▶ [Given task]: Check each line of the entries below for the string "marker" and state how many lines have it, with no other text.

-- start of Exercise input --

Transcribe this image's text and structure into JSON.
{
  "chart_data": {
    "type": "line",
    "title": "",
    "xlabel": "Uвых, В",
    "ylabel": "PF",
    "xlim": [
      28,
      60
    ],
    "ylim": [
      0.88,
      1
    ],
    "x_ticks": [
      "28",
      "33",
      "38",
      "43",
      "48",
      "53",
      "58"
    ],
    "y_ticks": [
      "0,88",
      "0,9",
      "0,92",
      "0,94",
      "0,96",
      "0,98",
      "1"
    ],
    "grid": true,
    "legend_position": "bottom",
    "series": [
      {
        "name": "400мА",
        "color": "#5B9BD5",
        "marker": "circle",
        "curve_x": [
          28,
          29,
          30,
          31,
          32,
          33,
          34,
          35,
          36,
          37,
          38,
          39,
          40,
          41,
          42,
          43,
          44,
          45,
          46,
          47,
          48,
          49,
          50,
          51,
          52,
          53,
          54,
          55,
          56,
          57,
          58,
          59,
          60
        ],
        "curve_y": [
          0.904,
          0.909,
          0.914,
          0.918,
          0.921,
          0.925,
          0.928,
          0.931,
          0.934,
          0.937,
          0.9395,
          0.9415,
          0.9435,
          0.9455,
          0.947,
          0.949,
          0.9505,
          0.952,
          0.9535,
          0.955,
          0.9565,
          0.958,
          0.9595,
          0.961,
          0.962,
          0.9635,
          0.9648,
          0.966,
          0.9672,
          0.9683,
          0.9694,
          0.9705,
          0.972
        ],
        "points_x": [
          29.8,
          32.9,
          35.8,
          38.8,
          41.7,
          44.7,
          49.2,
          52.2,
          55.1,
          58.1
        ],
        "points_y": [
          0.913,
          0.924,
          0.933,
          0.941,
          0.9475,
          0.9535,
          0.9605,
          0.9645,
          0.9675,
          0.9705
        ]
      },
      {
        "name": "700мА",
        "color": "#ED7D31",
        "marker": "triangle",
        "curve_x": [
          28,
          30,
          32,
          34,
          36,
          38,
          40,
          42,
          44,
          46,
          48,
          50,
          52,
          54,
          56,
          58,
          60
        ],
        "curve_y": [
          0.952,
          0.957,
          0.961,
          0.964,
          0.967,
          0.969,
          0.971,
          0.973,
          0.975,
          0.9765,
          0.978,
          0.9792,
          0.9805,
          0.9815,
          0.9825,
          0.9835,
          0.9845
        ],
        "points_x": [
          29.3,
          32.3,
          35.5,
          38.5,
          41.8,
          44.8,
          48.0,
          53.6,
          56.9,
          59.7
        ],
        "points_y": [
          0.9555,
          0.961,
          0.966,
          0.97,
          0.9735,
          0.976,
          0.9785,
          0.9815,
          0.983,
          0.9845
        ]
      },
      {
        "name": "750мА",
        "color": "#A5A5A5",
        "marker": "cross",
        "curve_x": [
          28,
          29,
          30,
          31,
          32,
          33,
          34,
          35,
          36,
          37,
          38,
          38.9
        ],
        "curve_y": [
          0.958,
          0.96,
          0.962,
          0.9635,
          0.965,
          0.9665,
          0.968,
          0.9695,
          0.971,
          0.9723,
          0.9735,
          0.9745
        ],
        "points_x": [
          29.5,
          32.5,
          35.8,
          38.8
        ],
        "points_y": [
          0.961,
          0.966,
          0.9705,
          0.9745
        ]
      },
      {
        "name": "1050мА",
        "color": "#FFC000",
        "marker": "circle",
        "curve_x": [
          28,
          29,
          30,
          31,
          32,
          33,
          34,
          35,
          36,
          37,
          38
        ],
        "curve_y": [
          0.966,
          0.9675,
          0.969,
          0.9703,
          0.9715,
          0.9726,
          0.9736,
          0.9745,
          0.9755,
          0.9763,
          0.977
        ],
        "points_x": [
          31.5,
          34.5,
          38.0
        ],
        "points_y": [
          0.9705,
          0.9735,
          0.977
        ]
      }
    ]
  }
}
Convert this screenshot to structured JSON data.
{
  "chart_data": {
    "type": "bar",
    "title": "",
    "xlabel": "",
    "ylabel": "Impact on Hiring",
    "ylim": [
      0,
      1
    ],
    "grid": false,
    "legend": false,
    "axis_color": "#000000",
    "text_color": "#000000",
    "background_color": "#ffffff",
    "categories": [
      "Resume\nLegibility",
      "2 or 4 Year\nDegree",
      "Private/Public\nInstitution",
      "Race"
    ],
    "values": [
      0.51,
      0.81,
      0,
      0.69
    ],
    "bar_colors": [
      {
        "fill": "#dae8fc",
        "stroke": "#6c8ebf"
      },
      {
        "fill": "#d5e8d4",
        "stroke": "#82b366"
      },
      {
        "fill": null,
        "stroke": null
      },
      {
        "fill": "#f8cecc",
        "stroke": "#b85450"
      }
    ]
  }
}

-- end of Exercise input --

▶ [Solution for this problem]: 4